In the entries, find all lines that hold the word "Solar" and copy them.

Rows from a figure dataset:
::::::

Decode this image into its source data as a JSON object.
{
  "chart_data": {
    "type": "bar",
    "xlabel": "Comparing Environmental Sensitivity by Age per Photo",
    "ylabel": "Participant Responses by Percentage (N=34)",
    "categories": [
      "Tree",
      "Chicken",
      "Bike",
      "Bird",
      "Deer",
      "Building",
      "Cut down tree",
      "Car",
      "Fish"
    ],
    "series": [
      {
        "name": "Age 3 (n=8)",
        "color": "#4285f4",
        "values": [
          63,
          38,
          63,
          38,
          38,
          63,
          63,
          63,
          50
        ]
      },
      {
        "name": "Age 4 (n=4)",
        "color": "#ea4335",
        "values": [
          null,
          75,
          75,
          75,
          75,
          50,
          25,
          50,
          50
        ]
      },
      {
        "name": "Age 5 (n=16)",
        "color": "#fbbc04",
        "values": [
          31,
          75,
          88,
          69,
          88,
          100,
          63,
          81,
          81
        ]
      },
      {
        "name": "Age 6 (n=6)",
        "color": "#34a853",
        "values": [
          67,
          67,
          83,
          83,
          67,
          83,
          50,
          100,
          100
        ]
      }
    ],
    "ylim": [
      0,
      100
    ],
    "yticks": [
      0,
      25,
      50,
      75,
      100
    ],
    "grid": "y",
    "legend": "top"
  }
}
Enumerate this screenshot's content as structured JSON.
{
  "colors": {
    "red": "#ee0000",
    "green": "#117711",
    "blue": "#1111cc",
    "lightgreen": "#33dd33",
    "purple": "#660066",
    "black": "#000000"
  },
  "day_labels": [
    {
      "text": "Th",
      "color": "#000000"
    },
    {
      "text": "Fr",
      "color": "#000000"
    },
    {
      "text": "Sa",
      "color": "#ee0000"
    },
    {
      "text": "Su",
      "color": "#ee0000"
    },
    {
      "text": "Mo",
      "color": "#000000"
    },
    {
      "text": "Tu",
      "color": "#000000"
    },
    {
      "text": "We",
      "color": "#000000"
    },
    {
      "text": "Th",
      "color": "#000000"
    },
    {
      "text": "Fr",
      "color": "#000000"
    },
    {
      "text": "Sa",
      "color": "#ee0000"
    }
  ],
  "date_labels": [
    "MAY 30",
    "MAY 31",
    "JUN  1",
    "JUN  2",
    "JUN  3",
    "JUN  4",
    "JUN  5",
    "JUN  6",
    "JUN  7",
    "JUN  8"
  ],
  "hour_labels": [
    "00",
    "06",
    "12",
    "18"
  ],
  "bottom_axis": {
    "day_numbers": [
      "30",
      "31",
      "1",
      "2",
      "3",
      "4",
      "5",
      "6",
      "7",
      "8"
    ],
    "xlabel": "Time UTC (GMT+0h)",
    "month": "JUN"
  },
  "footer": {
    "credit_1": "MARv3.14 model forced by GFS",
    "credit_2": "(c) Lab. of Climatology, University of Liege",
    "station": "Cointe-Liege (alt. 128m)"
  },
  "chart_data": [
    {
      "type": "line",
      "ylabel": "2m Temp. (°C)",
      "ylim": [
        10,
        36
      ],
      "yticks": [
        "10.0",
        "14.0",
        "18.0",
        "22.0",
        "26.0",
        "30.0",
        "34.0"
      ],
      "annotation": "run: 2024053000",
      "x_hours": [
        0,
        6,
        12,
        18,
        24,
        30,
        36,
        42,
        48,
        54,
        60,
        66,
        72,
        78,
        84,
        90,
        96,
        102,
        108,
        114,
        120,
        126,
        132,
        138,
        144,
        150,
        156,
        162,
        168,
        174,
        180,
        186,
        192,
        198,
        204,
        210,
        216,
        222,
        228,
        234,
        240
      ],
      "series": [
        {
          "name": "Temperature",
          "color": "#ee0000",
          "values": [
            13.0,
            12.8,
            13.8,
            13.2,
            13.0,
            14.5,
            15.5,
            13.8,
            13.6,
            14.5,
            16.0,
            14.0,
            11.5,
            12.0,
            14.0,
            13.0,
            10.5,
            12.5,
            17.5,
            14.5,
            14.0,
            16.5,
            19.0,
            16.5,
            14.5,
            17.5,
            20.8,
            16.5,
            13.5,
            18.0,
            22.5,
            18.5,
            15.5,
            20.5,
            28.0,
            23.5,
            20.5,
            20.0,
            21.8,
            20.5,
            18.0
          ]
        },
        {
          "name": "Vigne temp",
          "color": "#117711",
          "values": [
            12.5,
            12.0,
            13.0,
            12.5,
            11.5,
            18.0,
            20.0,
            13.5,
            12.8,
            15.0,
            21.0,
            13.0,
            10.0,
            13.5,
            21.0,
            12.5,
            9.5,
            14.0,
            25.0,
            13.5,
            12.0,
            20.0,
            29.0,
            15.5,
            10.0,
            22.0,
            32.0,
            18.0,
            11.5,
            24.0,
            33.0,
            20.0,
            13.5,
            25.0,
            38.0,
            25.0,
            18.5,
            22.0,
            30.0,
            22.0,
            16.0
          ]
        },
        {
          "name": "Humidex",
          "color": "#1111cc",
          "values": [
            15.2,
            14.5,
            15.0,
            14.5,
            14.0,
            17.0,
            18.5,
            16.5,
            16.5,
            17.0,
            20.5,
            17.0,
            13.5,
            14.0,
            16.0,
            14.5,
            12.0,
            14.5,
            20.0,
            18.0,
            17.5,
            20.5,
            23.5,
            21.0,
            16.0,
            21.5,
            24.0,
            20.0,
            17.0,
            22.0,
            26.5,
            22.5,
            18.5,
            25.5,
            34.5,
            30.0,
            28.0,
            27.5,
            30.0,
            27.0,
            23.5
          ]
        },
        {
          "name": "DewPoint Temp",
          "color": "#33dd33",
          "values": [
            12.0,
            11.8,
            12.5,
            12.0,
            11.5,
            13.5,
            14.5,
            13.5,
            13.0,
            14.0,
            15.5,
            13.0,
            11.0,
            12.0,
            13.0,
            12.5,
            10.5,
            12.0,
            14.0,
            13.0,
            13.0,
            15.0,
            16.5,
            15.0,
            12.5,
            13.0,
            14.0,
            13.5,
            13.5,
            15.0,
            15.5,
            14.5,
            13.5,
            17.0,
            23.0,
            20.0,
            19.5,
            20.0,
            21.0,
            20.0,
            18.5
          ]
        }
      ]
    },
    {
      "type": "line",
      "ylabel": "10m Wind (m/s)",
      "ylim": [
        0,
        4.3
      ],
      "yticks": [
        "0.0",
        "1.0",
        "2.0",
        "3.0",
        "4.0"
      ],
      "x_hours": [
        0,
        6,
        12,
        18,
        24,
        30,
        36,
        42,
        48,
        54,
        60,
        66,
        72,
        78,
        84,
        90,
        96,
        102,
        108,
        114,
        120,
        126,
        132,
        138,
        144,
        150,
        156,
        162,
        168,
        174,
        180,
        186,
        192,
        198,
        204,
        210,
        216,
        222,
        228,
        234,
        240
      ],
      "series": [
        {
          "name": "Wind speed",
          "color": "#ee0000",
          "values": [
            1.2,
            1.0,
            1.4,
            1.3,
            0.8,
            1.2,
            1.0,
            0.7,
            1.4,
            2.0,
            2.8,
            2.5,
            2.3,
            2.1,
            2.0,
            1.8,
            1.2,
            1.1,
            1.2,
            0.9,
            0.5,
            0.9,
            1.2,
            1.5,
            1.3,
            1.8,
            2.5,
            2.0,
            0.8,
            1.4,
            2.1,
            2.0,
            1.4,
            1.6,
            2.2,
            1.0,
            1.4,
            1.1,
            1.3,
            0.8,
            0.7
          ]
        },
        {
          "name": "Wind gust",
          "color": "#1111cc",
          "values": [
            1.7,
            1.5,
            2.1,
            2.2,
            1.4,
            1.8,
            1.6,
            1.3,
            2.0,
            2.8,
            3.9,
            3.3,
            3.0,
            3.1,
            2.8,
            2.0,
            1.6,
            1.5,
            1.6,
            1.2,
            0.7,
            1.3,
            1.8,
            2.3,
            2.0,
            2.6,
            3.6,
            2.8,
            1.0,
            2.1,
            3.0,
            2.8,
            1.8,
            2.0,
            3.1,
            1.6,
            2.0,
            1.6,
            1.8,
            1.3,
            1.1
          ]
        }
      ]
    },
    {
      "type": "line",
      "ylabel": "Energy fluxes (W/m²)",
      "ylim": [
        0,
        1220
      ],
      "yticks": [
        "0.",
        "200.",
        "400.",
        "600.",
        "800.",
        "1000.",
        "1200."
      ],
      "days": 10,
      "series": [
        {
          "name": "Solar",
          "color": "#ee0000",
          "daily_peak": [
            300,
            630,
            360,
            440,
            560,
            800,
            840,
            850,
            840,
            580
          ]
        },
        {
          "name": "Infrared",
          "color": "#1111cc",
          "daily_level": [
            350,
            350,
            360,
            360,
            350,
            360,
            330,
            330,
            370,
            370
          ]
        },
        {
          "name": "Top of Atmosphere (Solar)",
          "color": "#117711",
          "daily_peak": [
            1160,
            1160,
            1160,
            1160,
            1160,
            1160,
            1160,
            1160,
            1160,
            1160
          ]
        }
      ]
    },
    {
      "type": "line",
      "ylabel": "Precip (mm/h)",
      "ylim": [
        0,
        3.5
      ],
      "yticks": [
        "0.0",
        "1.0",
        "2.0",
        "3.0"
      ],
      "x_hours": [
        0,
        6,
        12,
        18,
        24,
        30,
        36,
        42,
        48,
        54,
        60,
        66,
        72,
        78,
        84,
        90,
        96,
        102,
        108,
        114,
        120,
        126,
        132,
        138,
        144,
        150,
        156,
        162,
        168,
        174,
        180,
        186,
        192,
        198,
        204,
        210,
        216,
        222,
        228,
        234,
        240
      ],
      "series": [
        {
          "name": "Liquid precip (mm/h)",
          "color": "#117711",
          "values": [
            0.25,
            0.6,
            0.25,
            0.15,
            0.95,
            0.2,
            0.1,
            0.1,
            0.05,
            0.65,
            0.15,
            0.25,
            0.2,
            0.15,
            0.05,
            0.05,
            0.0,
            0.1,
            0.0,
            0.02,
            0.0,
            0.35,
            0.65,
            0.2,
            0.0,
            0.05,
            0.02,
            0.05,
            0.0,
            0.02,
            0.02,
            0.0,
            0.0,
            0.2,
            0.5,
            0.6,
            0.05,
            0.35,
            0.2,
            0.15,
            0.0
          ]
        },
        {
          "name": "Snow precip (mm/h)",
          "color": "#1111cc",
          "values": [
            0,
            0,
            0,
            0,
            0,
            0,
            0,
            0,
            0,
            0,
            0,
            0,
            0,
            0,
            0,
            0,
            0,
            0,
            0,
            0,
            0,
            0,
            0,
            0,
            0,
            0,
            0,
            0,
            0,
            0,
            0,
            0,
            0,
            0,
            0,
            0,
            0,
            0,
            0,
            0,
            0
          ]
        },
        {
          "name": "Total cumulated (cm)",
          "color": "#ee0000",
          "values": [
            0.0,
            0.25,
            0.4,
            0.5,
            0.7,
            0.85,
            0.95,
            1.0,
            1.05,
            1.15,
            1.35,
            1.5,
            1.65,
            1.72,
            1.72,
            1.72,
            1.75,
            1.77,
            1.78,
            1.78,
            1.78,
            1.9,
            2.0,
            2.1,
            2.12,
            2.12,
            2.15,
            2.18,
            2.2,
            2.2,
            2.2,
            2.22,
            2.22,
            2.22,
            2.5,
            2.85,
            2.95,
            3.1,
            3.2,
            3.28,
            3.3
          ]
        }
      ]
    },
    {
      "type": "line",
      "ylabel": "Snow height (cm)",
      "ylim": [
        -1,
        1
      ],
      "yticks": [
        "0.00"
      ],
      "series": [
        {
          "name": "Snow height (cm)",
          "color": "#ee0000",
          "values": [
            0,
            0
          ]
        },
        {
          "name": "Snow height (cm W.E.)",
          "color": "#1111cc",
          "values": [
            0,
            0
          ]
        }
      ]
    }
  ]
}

::::::

## Solved problem
          "name": "Solar",
          "name": "Top of Atmosphere (Solar)",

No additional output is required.